With no textual provision purporting to eliminate section 3231’s grant of subject-matter jurisdiction, the Corporation instead focuses on section 1330(a). Although that provision by its terms merely confers jurisdiction over an unrelated set of civil cases, the Corporation assures us that, as with an iceberg, much hides beneath the surface. Specifically, the Corporation reads the provision to silently and simultaneously revoke jurisdiction over any case not falling within its terms, including any criminal proceeding.

Ordinarily, that argument would be a tough sell. We are usually reluctant to view one statute as implying a limited repeal of another where the two are capable of coexisting. See Morton v. Mancari, 417 U.S. 535, 550, 94 S.Ct. 2474, 41 L.Ed.2d 290 (1974) (“In the absence of some affirmative showing of an intention to repeal, the only permissible justification for a repeal by implication is when the earlier and later statutes are irreconcilable.”). But the Corporation argues this usual rule has no force in the context of foreign sovereign immunities, citing the Supreme Court’s statement, first appearing in Argentine Republic v. Amerada Hess Shipping Corp., that the Act is “the sole basis for obtaining jurisdiction over a foreign state in our courts.” 488 U.S. 428, 434, 109 S.Ct. 683, 102 L.Ed.2d 818 (1989).

### [Objective a]
Reproduce the portion of the opinion excerpt that starts at the words "With no textual" and ends after the words "any criminal proceeding.".

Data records
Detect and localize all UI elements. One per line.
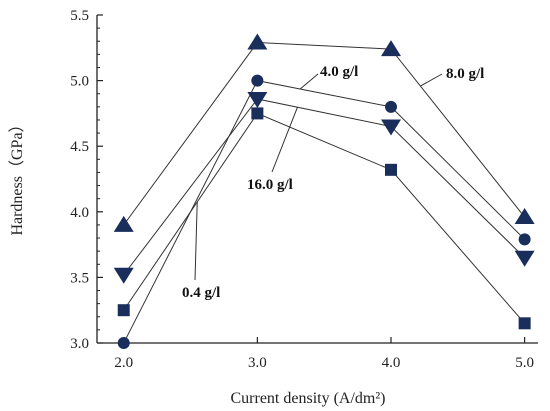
circle-marker — [117, 337, 130, 349]
y-tick-label: 4.0 — [70, 205, 89, 221]
y-tick-label: 5.0 — [70, 74, 89, 90]
series-line — [123, 42, 526, 226]
square-marker — [385, 163, 397, 176]
label-leader-line — [194, 201, 198, 281]
series-group — [113, 33, 535, 349]
axes: 3.0 3.5 4.0 4.5 5.0 5.5 2.0 3.0 4.0 5.0 — [70, 8, 538, 371]
x-tick-label: 5.0 — [515, 355, 534, 371]
series-label: 4.0 g/l — [320, 64, 358, 80]
triangle-up-marker — [247, 33, 268, 50]
square-marker — [518, 317, 531, 330]
y-tick-label: 4.5 — [70, 139, 89, 155]
annotation-group: 8.0 g/l 4.0 g/l 16.0 g/l 0.4 g/l — [182, 64, 484, 301]
triangle-down-marker — [113, 267, 134, 284]
triangle-down-marker — [514, 250, 535, 267]
series-label: 0.4 g/l — [182, 285, 220, 301]
triangle-down-marker — [247, 91, 268, 108]
triangle-up-marker — [381, 40, 401, 57]
triangle-up-marker — [514, 208, 535, 225]
y-tick-label: 5.5 — [70, 8, 89, 24]
x-tick-label: 4.0 — [382, 355, 401, 371]
y-tick-label: 3.0 — [70, 336, 89, 352]
label-leader-line — [420, 73, 443, 87]
y-tick-label: 3.5 — [70, 270, 89, 286]
square-marker — [117, 304, 130, 317]
series-label: 16.0 g/l — [247, 177, 293, 193]
circle-marker — [251, 74, 264, 87]
series-line — [123, 112, 526, 324]
series-label: 8.0 g/l — [446, 66, 484, 82]
square-marker — [251, 107, 264, 120]
triangle-down-marker — [381, 119, 401, 136]
circle-marker — [518, 233, 531, 246]
x-tick-label: 2.0 — [114, 355, 133, 371]
triangle-up-marker — [113, 215, 134, 232]
label-leader-line — [271, 107, 298, 173]
series-line — [123, 98, 525, 276]
x-tick-label: 3.0 — [248, 355, 267, 371]
y-axis-title: Hardness（GPa） — [8, 116, 26, 235]
circle-marker — [385, 100, 397, 113]
label-leader-line — [299, 73, 319, 90]
series-line — [123, 80, 525, 344]
x-axis-title: Current density (A/dm²) — [231, 390, 386, 407]
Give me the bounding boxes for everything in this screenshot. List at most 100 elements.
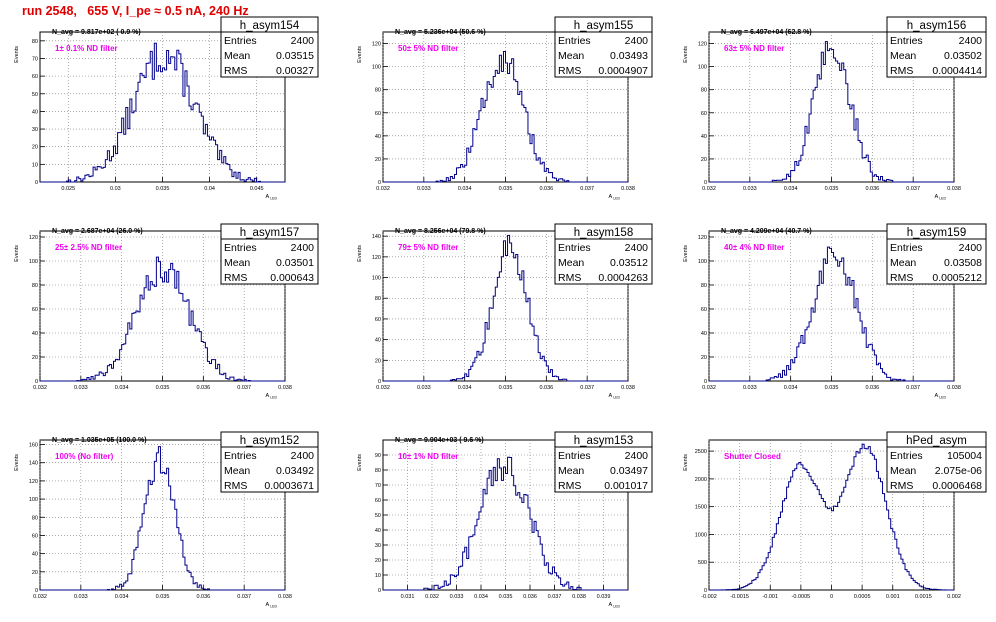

### [Objective b]
In the entries above, turn the lines from the one containing "circle-marker — [117, 337, 130, 349]" through the one containing "annotation-group: 8.0 g/l", both included, into a numbered list and leave out any blank lines.

### [Complete answer a]
With no textual provision purporting to eliminate section 3231’s grant of subject-matter jurisdiction, the Corporation instead focuses on section 1330(a). Although that provision by its terms merely confers jurisdiction over an unrelated set of civil cases, the Corporation assures us that, as with an iceberg, much hides beneath the surface. Specifically, the Corporation reads the provision to silently and simultaneously revoke jurisdiction over any case not falling within its terms, including any criminal proceeding.

### [Complete answer b]
1. circle-marker — [117, 337, 130, 349]
2. y-tick-label: 4.0 — [70, 205, 89, 221]
3. y-tick-label: 5.0 — [70, 74, 89, 90]
4. series-line — [123, 42, 526, 226]
5. square-marker — [385, 163, 397, 176]
6. label-leader-line — [194, 201, 198, 281]
7. series-group — [113, 33, 535, 349]
8. axes: 3.0 3.5 4.0 4.5 5.0 5.5 2.0 3.0 4.0 5.0 — [70, 8, 538, 371]
9. x-tick-label: 5.0 — [515, 355, 534, 371]
10. series-label: 4.0 g/l — [320, 64, 358, 80]
11. triangle-up-marker — [247, 33, 268, 50]
12. square-marker — [518, 317, 531, 330]
13. y-tick-label: 4.5 — [70, 139, 89, 155]
14. annotation-group: 8.0 g/l 4.0 g/l 16.0 g/l 0.4 g/l — [182, 64, 484, 301]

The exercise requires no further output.